Aqui está algo que, infelizmente, acontece muito: a falta do diálogo no âmbito familiar. Foi só, então, que eu compreendi; o menino não estava indignado por eu faltar na faculdade pra cuidar do meu gatinho de estimação. Aliás, talvez o estivesse. Talvez, ver que eu estava tão preocupado com o meu gato (que é um animal) o tenha feito pensar o motivo daquilo não acontecer com ele (que é uma criança).
            Eu, realmente, fico preocupado quando vejo uma criança fazendo tais questionamentos e dando-se conta de suas vidas (por vezes, tão sofrida!). A sensação que tenho é de que a vulnerabilidade na qual se encontra essa criança está tão avançada que, dificilmente, conseguiremos reverter a situação. A menos, é claro, que comecemos a trabalhar diretamente com essas famílias; as famílias precisam enxergar que também estão vulneráveis e que podem contar conosco, agentes sociais.

            Não vou restringir apenas aos profissionais da área social, mas a todo cidadão dentro da sociedade: é nosso dever garantir o direito de outrem.

sexta-feira, 17 de julho de 2015

Aproveite a vida por completo!

            Trabalhar num C.C.A. (Centro para Crianças e Adolescentes), definitivamente, não é fácil; mas é absurdamente bom para o crescimento pessoal. Uma das melhores coisas, nesse trabalho, é que eu consigo tirar um aprendizado de tudo – tudo mesmo!
____________________
» PROBLEMA CURTO 1
Diga se cada afirmação concorda com o trecho sobre o trabalho social com crianças, respondendo sim ou não e citando literalmente as palavras do trecho que decidem a questão. (a) Quem narra faltou à faculdade para cuidar do seu gato de estimação. (b) Segundo o trecho, trabalhar num C.C.A. é fácil. (c) O trecho atribui o dever de garantir o direito de outrem somente aos profissionais da área social.
» PROBLEMA CURTO 2
Atualize o trecho sobre o trabalho social com crianças, reescrevendo a passagem que vai de "Aproveite a vida" até "tudo – tudo mesmo!" com "crescimento pessoal" trocado por "desenvolvimento pessoal".
» PROBLEMA CURTO 3
Dê continuidade ao trecho sobre o trabalho social com crianças a partir da última frase apresentada.
As entradas não têm relação com o trecho.
____________________
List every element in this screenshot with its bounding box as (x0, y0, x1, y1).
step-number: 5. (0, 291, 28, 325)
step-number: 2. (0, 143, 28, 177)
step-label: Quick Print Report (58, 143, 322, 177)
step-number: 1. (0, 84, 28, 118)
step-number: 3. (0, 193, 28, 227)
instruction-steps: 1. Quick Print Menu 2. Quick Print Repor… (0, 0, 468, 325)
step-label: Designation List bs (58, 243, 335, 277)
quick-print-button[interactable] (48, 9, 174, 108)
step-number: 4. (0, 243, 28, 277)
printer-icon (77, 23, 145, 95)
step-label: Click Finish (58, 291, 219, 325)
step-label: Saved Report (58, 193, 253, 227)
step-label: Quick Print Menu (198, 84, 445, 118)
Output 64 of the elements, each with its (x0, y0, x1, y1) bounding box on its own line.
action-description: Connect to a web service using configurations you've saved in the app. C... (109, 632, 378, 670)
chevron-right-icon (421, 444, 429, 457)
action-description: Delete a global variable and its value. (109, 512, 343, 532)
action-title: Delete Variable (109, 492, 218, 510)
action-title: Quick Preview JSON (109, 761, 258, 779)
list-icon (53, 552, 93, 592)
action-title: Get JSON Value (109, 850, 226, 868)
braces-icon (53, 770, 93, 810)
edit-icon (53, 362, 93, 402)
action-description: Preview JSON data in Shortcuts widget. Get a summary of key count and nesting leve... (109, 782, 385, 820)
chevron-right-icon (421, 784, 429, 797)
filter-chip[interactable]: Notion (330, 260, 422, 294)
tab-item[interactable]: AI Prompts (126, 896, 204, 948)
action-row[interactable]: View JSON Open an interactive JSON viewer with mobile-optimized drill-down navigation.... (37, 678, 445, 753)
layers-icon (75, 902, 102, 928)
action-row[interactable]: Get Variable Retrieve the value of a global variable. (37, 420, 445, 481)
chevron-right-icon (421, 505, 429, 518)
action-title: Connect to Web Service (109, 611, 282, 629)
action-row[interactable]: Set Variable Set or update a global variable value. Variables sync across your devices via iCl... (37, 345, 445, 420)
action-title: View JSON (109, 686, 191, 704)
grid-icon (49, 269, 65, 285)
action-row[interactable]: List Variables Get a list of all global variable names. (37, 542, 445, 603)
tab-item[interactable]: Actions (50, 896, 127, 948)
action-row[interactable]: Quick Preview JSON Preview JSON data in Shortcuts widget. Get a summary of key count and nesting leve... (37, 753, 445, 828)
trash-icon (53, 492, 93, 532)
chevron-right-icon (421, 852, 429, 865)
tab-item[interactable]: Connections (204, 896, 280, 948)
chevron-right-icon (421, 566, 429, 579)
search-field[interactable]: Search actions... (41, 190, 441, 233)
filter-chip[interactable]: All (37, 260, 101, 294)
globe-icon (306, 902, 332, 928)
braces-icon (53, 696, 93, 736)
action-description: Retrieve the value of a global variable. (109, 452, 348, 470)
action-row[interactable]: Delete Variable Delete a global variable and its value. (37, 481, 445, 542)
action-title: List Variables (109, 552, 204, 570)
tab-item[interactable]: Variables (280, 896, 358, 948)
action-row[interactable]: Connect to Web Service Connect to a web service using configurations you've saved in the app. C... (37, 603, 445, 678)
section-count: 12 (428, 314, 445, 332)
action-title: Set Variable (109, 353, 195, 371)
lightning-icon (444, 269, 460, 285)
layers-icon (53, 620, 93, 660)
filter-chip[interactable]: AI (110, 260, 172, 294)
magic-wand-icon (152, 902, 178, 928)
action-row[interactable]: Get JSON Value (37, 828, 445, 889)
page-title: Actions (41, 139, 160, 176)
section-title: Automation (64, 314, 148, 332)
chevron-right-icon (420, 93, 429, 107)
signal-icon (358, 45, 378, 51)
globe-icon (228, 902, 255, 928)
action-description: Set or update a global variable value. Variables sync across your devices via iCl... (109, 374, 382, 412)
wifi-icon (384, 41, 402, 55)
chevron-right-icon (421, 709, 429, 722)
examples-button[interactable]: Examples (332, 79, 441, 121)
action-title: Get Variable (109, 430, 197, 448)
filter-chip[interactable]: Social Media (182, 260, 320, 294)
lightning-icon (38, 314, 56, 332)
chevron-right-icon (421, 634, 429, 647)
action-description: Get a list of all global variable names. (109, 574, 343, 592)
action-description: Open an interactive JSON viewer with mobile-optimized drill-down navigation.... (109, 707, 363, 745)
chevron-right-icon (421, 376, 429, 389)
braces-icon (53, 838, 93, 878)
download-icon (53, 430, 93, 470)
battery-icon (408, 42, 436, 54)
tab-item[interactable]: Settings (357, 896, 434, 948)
____________________
» RESPOSTA ESCRITA 1
(a) Sim: "eu faltar na faculdade pra cuidar do meu gatinho de estimação".
(b) Não: "definitivamente, não é fácil".
(c) Não: "Não vou restringir apenas aos profissionais da área social, mas a todo cidadão dentro da sociedade".

» RESPOSTA ESCRITA 2
Aproveite a vida por completo!

            Trabalhar num C.C.A. (Centro para Crianças e Adolescentes), definitivamente, não é fácil; mas é absurdamente bom para o desenvolvimento pessoal. Uma das melhores coisas, nesse trabalho, é que eu consigo tirar um aprendizado de tudo – tudo mesmo!

» RESPOSTA ESCRITA 3
            Como orientador socioeducativo, o maior presente que ganho é a confiança de cada uma daquelas crianças e daqueles adolescentes. Saber que eles acreditam no meu trabalho é o que direciona as minhas atitudes lá dentro.
            Na última quarta-feira, fui pego de surpresa por um dos meninos, que me disse que sairia do C.C.A.; como estamos sempre brincando e caçoando um do outro, achei que era uma brincadeira e soltei um riso. Imediatamente, ele me disse que era verdade, que ele se mudaria no fim de semana (amanhã) e, por conta disso, não poderia mais ir ao C.C.A.
            No momento, não fiquei com aquilo na cabeça; mas, ao chegar em casa, não parei de pensar naquilo. Há cerca de um mês, uma das meninas da minha turma fez o desligamento pelo mesmo motivo: mudança de casa. Com isso, comecei a pensar e perceber que o nosso tempo (o meu tempo) ali é pouco. Quando menos percebemos, o tempo já passou e algo aconteceu.
            Na quinta-feira (ontem), peguei um pincel e comecei a desenhar no quadro branco. No alto do quadro, escrevi “O que o C.C.A. significa para mim?”; depois, comecei a utilizar todo o espaço do quadro para ilustrar o significado do C.C.A. na minha vida.
Minha ilustração.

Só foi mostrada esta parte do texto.